— begin Items —

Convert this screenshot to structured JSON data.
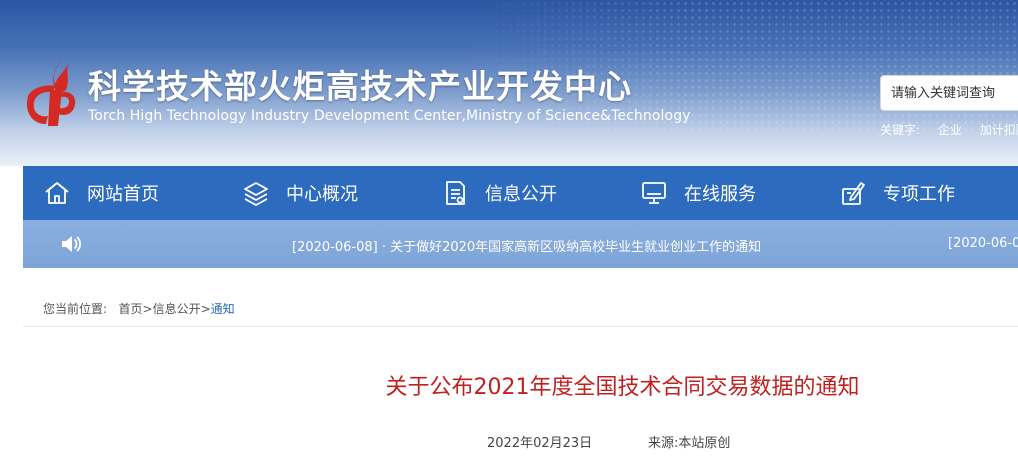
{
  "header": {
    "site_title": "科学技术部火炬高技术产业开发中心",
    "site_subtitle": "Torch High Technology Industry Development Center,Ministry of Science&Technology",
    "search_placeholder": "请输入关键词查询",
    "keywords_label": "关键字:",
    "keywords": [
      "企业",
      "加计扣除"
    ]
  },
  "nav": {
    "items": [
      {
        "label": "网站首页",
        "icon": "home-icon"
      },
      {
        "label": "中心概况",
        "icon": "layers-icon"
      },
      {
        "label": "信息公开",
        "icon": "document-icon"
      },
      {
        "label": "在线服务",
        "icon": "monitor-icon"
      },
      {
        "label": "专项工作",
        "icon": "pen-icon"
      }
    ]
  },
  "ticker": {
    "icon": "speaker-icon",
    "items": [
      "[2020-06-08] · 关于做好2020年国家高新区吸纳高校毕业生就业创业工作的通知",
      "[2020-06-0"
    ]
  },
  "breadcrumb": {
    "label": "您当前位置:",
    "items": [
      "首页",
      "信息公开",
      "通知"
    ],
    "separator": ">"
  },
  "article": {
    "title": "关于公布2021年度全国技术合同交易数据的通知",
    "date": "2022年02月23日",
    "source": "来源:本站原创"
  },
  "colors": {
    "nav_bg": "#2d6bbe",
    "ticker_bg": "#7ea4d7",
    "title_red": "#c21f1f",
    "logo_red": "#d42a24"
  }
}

— end Items —
— begin Items —

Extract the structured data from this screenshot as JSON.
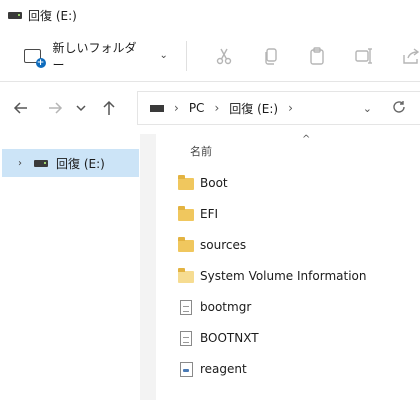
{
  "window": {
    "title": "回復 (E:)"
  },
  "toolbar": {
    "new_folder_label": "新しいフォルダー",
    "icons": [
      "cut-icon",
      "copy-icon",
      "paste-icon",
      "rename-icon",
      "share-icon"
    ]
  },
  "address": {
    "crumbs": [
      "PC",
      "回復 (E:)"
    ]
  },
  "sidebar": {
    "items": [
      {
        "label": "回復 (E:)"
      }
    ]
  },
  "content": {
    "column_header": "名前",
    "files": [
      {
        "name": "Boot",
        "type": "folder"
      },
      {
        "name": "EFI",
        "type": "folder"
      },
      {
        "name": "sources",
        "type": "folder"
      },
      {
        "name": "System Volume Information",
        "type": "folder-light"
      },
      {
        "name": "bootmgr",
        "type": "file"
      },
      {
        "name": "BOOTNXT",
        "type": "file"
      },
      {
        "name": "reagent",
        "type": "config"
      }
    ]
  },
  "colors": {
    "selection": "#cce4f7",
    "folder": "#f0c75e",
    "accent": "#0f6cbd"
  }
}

— end Items —

Examine the records and report how many lines contain the string "this". Only the number should be given.

2